Data items
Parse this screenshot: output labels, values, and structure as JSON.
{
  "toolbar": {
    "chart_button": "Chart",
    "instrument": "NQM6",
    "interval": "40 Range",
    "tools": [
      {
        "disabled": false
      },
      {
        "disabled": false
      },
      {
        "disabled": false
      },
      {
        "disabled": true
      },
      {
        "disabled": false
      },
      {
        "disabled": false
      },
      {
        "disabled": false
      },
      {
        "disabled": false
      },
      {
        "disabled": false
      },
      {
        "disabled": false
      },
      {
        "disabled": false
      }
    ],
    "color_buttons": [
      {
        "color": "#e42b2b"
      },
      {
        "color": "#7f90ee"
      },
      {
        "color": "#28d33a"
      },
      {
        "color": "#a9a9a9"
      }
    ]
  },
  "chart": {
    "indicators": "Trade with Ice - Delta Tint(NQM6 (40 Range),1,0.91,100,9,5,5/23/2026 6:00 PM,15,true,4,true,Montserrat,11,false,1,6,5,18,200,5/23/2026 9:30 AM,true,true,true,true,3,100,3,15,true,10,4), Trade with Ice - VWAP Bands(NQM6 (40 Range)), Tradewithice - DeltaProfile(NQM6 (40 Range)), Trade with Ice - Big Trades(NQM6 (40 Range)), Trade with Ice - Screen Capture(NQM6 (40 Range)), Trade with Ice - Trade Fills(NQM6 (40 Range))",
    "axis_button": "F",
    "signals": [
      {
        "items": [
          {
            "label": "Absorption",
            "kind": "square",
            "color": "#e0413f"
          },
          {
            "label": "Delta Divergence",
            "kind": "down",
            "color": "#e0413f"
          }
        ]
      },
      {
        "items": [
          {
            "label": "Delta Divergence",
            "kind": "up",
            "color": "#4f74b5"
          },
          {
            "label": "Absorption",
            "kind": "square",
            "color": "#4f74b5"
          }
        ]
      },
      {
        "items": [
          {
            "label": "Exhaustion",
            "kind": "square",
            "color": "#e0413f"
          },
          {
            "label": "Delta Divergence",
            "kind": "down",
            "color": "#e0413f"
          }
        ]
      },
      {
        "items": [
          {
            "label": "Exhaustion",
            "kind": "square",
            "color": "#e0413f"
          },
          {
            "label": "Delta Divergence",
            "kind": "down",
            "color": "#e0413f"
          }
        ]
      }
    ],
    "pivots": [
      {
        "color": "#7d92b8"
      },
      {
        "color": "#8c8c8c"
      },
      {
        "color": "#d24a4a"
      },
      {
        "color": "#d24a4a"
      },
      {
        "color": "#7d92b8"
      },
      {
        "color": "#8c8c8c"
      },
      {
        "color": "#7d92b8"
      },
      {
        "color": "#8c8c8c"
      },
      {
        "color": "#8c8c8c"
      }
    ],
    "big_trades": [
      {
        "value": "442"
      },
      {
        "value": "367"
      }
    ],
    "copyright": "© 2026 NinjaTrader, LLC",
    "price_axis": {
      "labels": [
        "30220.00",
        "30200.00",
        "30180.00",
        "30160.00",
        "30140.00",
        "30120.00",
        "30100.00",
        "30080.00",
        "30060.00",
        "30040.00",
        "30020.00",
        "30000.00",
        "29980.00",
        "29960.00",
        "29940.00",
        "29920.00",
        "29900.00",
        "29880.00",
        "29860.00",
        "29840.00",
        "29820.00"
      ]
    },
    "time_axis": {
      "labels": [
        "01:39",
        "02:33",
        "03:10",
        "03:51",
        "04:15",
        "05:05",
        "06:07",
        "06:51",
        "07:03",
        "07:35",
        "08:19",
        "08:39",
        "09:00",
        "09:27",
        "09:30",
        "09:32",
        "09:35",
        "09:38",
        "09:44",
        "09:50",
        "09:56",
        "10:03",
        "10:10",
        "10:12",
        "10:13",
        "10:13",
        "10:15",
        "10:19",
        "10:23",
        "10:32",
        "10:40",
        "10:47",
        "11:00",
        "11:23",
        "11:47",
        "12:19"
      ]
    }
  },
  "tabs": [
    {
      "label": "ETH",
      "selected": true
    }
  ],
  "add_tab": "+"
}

Instruction: Return each line of the data exactly as written above.

Task result:
Parse this screenshot: output labels, values, and structure as JSON.
{
  "toolbar": {
    "chart_button": "Chart",
    "instrument": "NQM6",
    "interval": "40 Range",
    "tools": [
      {
        "disabled": false
      },
      {
        "disabled": false
      },
      {
        "disabled": false
      },
      {
        "disabled": true
      },
      {
        "disabled": false
      },
      {
        "disabled": false
      },
      {
        "disabled": false
      },
      {
        "disabled": false
      },
      {
        "disabled": false
      },
      {
        "disabled": false
      },
      {
        "disabled": false
      }
    ],
    "color_buttons": [
      {
        "color": "#e42b2b"
      },
      {
        "color": "#7f90ee"
      },
      {
        "color": "#28d33a"
      },
      {
        "color": "#a9a9a9"
      }
    ]
  },
  "chart": {
    "indicators": "Trade with Ice - Delta Tint(NQM6 (40 Range),1,0.91,100,9,5,5/23/2026 6:00 PM,15,true,4,true,Montserrat,11,false,1,6,5,18,200,5/23/2026 9:30 AM,true,true,true,true,3,100,3,15,true,10,4), Trade with Ice - VWAP Bands(NQM6 (40 Range)), Tradewithice - DeltaProfile(NQM6 (40 Range)), Trade with Ice - Big Trades(NQM6 (40 Range)), Trade with Ice - Screen Capture(NQM6 (40 Range)), Trade with Ice - Trade Fills(NQM6 (40 Range))",
    "axis_button": "F",
    "signals": [
      {
        "items": [
          {
            "label": "Absorption",
            "kind": "square",
            "color": "#e0413f"
          },
          {
            "label": "Delta Divergence",
            "kind": "down",
            "color": "#e0413f"
          }
        ]
      },
      {
        "items": [
          {
            "label": "Delta Divergence",
            "kind": "up",
            "color": "#4f74b5"
          },
          {
            "label": "Absorption",
            "kind": "square",
            "color": "#4f74b5"
          }
        ]
      },
      {
        "items": [
          {
            "label": "Exhaustion",
            "kind": "square",
            "color": "#e0413f"
          },
          {
            "label": "Delta Divergence",
            "kind": "down",
            "color": "#e0413f"
          }
        ]
      },
      {
        "items": [
          {
            "label": "Exhaustion",
            "kind": "square",
            "color": "#e0413f"
          },
          {
            "label": "Delta Divergence",
            "kind": "down",
            "color": "#e0413f"
          }
        ]
      }
    ],
    "pivots": [
      {
        "color": "#7d92b8"
      },
      {
        "color": "#8c8c8c"
      },
      {
        "color": "#d24a4a"
      },
      {
        "color": "#d24a4a"
      },
      {
        "color": "#7d92b8"
      },
      {
        "color": "#8c8c8c"
      },
      {
        "color": "#7d92b8"
      },
      {
        "color": "#8c8c8c"
      },
      {
        "color": "#8c8c8c"
      }
    ],
    "big_trades": [
      {
        "value": "442"
      },
      {
        "value": "367"
      }
    ],
    "copyright": "© 2026 NinjaTrader, LLC",
    "price_axis": {
      "labels": [
        "30220.00",
        "30200.00",
        "30180.00",
        "30160.00",
        "30140.00",
        "30120.00",
        "30100.00",
        "30080.00",
        "30060.00",
        "30040.00",
        "30020.00",
        "30000.00",
        "29980.00",
        "29960.00",
        "29940.00",
        "29920.00",
        "29900.00",
        "29880.00",
        "29860.00",
        "29840.00",
        "29820.00"
      ]
    },
    "time_axis": {
      "labels": [
        "01:39",
        "02:33",
        "03:10",
        "03:51",
        "04:15",
        "05:05",
        "06:07",
        "06:51",
        "07:03",
        "07:35",
        "08:19",
        "08:39",
        "09:00",
        "09:27",
        "09:30",
        "09:32",
        "09:35",
        "09:38",
        "09:44",
        "09:50",
        "09:56",
        "10:03",
        "10:10",
        "10:12",
        "10:13",
        "10:13",
        "10:15",
        "10:19",
        "10:23",
        "10:32",
        "10:40",
        "10:47",
        "11:00",
        "11:23",
        "11:47",
        "12:19"
      ]
    }
  },
  "tabs": [
    {
      "label": "ETH",
      "selected": true
    }
  ],
  "add_tab": "+"
}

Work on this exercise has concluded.